**What to produce:** Copy the records that follow exactly as written, but not their pictures.

* * * * * * * * *

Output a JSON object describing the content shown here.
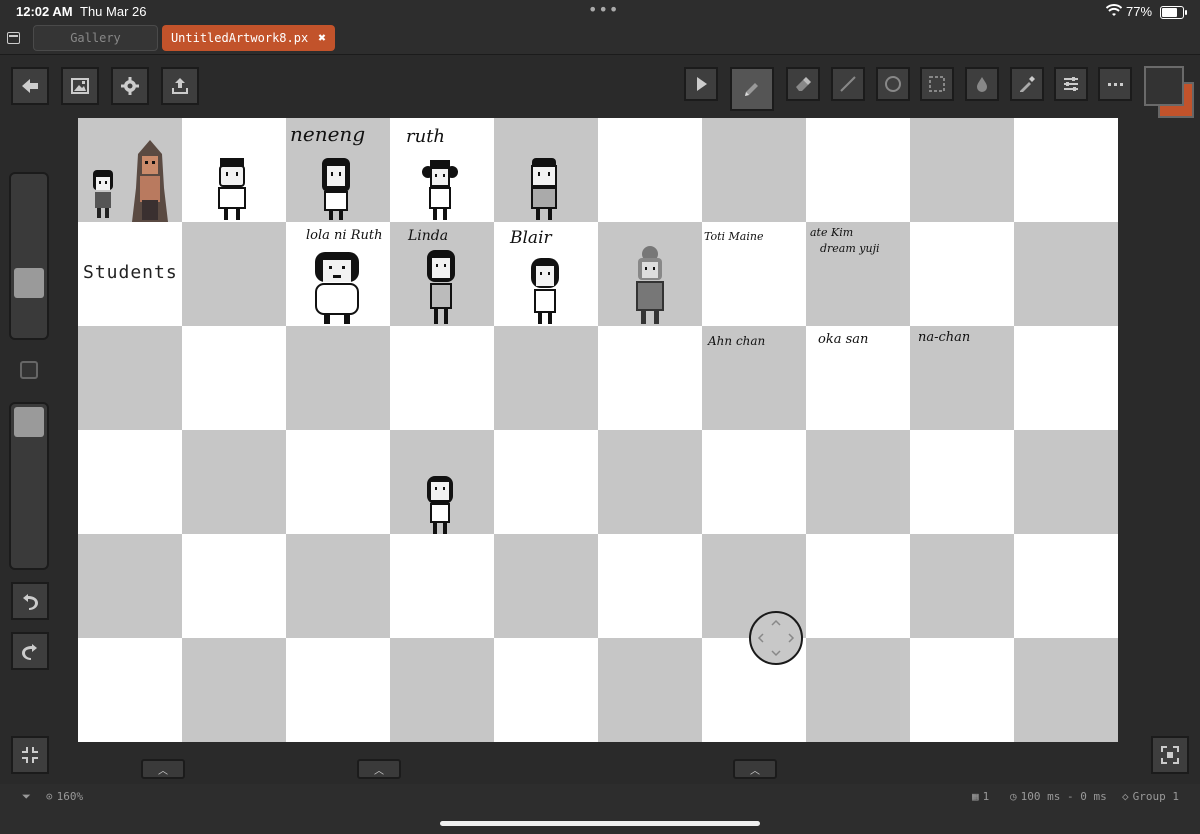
{
  "status": {
    "time": "12:02 AM",
    "date": "Thu Mar 26",
    "battery": "77%",
    "battery_level": 0.77
  },
  "tabs": {
    "gallery": "Gallery",
    "file": "UntitledArtwork8.px",
    "close": "✖"
  },
  "canvas": {
    "zoom": "160%",
    "students_label": "Students",
    "names": [
      "neneng",
      "ruth",
      "lola ni Ruth",
      "Linda",
      "Blair",
      "Toti Maine",
      "ate Kim",
      "dream yuji",
      "Ahn chan",
      "oka san",
      "na-chan"
    ]
  },
  "footer": {
    "frames": "1",
    "timing": "100 ms - 0 ms",
    "group": "Group 1"
  },
  "colors": {
    "accent": "#c2532b",
    "canvas_gray": "#c6c6c6"
  }
}
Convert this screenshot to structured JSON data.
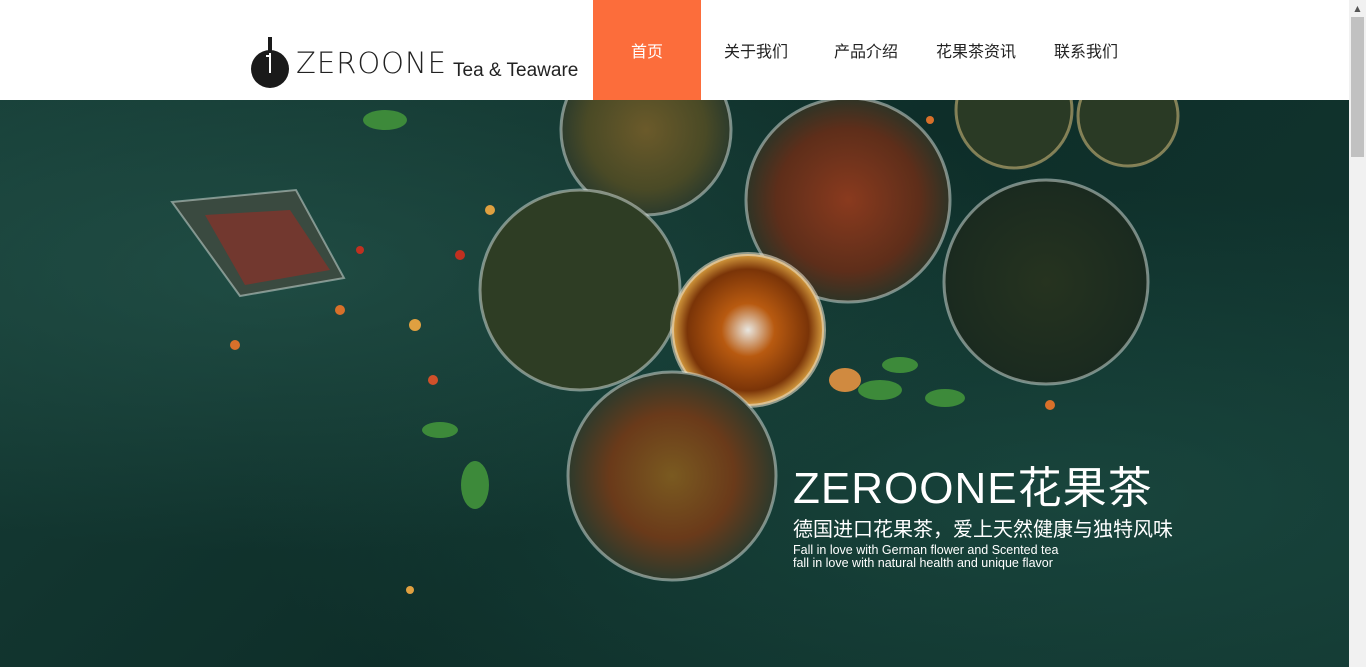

* * * * * * * * *

**Correct answer:**
Output a JSON object describing the content shown here.
{
  "status": {
    "time": "12:02 AM",
    "date": "Thu Mar 26",
    "battery": "77%",
    "battery_level": 0.77
  },
  "tabs": {
    "gallery": "Gallery",
    "file": "UntitledArtwork8.px",
    "close": "✖"
  },
  "canvas": {
    "zoom": "160%",
    "students_label": "Students",
    "names": [
      "neneng",
      "ruth",
      "lola ni Ruth",
      "Linda",
      "Blair",
      "Toti Maine",
      "ate Kim",
      "dream yuji",
      "Ahn chan",
      "oka san",
      "na-chan"
    ]
  },
  "footer": {
    "frames": "1",
    "timing": "100 ms - 0 ms",
    "group": "Group 1"
  },
  "colors": {
    "accent": "#c2532b",
    "canvas_gray": "#c6c6c6"
  }
}
Convert this screenshot to structured JSON data.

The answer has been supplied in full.